◆ TASK TO COMPLETE:
All lines below must be repeated exactly, with the pictures omitted.

====

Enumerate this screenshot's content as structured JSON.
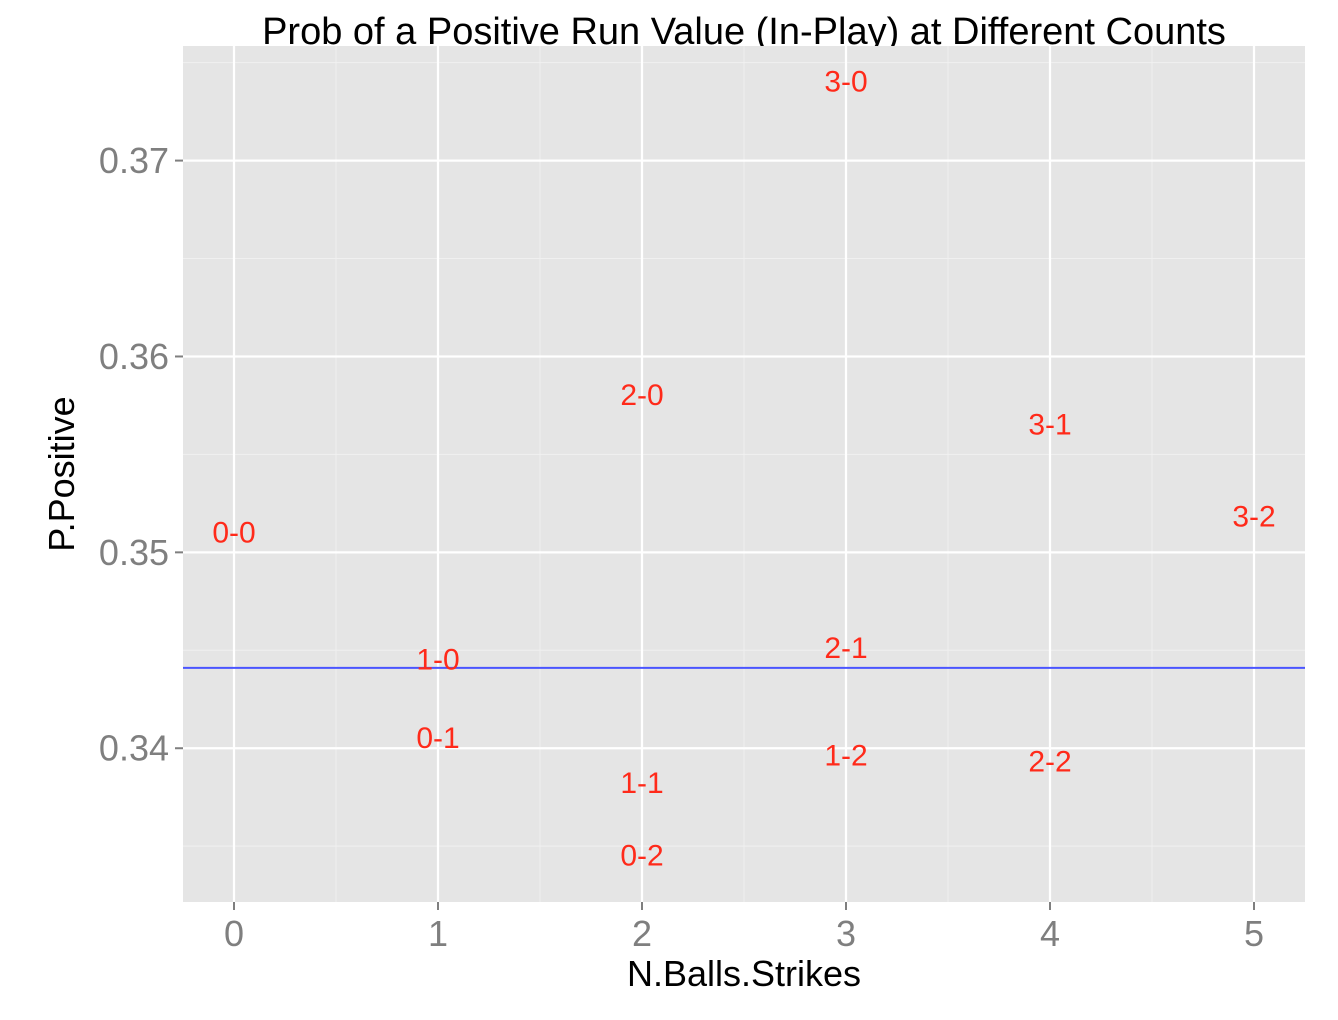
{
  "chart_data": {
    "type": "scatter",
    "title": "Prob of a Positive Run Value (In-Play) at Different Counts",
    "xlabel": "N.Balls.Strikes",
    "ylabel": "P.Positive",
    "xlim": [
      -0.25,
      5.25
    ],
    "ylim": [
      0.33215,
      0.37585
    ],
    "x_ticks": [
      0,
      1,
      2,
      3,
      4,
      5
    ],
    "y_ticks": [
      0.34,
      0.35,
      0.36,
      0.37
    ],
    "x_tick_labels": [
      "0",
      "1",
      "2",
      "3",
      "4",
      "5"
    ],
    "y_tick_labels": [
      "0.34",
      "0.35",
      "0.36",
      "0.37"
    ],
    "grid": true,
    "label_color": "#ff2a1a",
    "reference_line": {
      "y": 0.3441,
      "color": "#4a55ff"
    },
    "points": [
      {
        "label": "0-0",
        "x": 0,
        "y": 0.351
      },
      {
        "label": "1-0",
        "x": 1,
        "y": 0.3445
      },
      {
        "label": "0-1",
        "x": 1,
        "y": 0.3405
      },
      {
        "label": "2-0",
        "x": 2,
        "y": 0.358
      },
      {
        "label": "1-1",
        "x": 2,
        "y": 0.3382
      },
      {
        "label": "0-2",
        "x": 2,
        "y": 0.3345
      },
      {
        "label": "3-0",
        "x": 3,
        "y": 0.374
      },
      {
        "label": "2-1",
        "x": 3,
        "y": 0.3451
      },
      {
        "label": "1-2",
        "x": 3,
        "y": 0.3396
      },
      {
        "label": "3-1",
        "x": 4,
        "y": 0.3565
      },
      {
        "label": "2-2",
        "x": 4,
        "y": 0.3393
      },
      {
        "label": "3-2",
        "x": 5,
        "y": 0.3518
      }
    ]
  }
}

====

◆ IN RESPONSE:
Enumerate this screenshot's content as structured JSON.
{
  "chart_data": {
    "type": "scatter",
    "title": "Prob of a Positive Run Value (In-Play) at Different Counts",
    "xlabel": "N.Balls.Strikes",
    "ylabel": "P.Positive",
    "xlim": [
      -0.25,
      5.25
    ],
    "ylim": [
      0.33215,
      0.37585
    ],
    "x_ticks": [
      0,
      1,
      2,
      3,
      4,
      5
    ],
    "y_ticks": [
      0.34,
      0.35,
      0.36,
      0.37
    ],
    "x_tick_labels": [
      "0",
      "1",
      "2",
      "3",
      "4",
      "5"
    ],
    "y_tick_labels": [
      "0.34",
      "0.35",
      "0.36",
      "0.37"
    ],
    "grid": true,
    "label_color": "#ff2a1a",
    "reference_line": {
      "y": 0.3441,
      "color": "#4a55ff"
    },
    "points": [
      {
        "label": "0-0",
        "x": 0,
        "y": 0.351
      },
      {
        "label": "1-0",
        "x": 1,
        "y": 0.3445
      },
      {
        "label": "0-1",
        "x": 1,
        "y": 0.3405
      },
      {
        "label": "2-0",
        "x": 2,
        "y": 0.358
      },
      {
        "label": "1-1",
        "x": 2,
        "y": 0.3382
      },
      {
        "label": "0-2",
        "x": 2,
        "y": 0.3345
      },
      {
        "label": "3-0",
        "x": 3,
        "y": 0.374
      },
      {
        "label": "2-1",
        "x": 3,
        "y": 0.3451
      },
      {
        "label": "1-2",
        "x": 3,
        "y": 0.3396
      },
      {
        "label": "3-1",
        "x": 4,
        "y": 0.3565
      },
      {
        "label": "2-2",
        "x": 4,
        "y": 0.3393
      },
      {
        "label": "3-2",
        "x": 5,
        "y": 0.3518
      }
    ]
  }
}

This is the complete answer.